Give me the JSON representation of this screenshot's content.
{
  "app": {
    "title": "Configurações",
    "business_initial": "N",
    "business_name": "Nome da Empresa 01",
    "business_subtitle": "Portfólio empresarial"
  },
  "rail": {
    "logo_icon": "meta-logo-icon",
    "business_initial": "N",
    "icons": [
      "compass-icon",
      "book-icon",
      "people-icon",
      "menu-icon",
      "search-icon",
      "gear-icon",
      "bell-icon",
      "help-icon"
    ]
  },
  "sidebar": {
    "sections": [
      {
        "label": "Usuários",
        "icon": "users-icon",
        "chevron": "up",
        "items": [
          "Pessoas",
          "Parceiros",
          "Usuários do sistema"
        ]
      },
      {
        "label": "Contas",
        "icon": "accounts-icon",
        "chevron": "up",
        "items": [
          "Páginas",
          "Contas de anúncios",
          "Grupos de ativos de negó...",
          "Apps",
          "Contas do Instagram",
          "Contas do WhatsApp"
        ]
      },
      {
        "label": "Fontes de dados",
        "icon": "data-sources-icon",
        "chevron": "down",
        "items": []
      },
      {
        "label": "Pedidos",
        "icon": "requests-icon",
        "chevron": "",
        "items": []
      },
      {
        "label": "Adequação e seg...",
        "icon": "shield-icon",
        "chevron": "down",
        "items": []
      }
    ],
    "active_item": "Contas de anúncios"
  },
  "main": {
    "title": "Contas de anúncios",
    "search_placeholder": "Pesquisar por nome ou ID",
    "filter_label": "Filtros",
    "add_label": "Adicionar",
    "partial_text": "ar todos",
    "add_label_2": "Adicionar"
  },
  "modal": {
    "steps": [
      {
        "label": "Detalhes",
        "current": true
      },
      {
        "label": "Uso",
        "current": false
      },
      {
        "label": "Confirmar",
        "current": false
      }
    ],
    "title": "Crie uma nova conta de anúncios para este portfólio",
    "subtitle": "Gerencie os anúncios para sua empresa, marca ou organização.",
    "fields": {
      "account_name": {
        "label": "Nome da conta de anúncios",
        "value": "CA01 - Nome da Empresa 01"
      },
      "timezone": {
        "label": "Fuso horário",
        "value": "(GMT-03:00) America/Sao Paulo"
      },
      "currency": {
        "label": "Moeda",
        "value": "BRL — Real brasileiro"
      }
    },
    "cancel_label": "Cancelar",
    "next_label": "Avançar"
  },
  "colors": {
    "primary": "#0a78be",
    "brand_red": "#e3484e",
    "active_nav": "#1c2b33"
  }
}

====

* _What is asked_: All of the entries must be quoted exactly; please include each one.

* _Solution to this problem_:
Give me the JSON representation of this screenshot's content.
{
  "app": {
    "title": "Configurações",
    "business_initial": "N",
    "business_name": "Nome da Empresa 01",
    "business_subtitle": "Portfólio empresarial"
  },
  "rail": {
    "logo_icon": "meta-logo-icon",
    "business_initial": "N",
    "icons": [
      "compass-icon",
      "book-icon",
      "people-icon",
      "menu-icon",
      "search-icon",
      "gear-icon",
      "bell-icon",
      "help-icon"
    ]
  },
  "sidebar": {
    "sections": [
      {
        "label": "Usuários",
        "icon": "users-icon",
        "chevron": "up",
        "items": [
          "Pessoas",
          "Parceiros",
          "Usuários do sistema"
        ]
      },
      {
        "label": "Contas",
        "icon": "accounts-icon",
        "chevron": "up",
        "items": [
          "Páginas",
          "Contas de anúncios",
          "Grupos de ativos de negó...",
          "Apps",
          "Contas do Instagram",
          "Contas do WhatsApp"
        ]
      },
      {
        "label": "Fontes de dados",
        "icon": "data-sources-icon",
        "chevron": "down",
        "items": []
      },
      {
        "label": "Pedidos",
        "icon": "requests-icon",
        "chevron": "",
        "items": []
      },
      {
        "label": "Adequação e seg...",
        "icon": "shield-icon",
        "chevron": "down",
        "items": []
      }
    ],
    "active_item": "Contas de anúncios"
  },
  "main": {
    "title": "Contas de anúncios",
    "search_placeholder": "Pesquisar por nome ou ID",
    "filter_label": "Filtros",
    "add_label": "Adicionar",
    "partial_text": "ar todos",
    "add_label_2": "Adicionar"
  },
  "modal": {
    "steps": [
      {
        "label": "Detalhes",
        "current": true
      },
      {
        "label": "Uso",
        "current": false
      },
      {
        "label": "Confirmar",
        "current": false
      }
    ],
    "title": "Crie uma nova conta de anúncios para este portfólio",
    "subtitle": "Gerencie os anúncios para sua empresa, marca ou organização.",
    "fields": {
      "account_name": {
        "label": "Nome da conta de anúncios",
        "value": "CA01 - Nome da Empresa 01"
      },
      "timezone": {
        "label": "Fuso horário",
        "value": "(GMT-03:00) America/Sao Paulo"
      },
      "currency": {
        "label": "Moeda",
        "value": "BRL — Real brasileiro"
      }
    },
    "cancel_label": "Cancelar",
    "next_label": "Avançar"
  },
  "colors": {
    "primary": "#0a78be",
    "brand_red": "#e3484e",
    "active_nav": "#1c2b33"
  }
}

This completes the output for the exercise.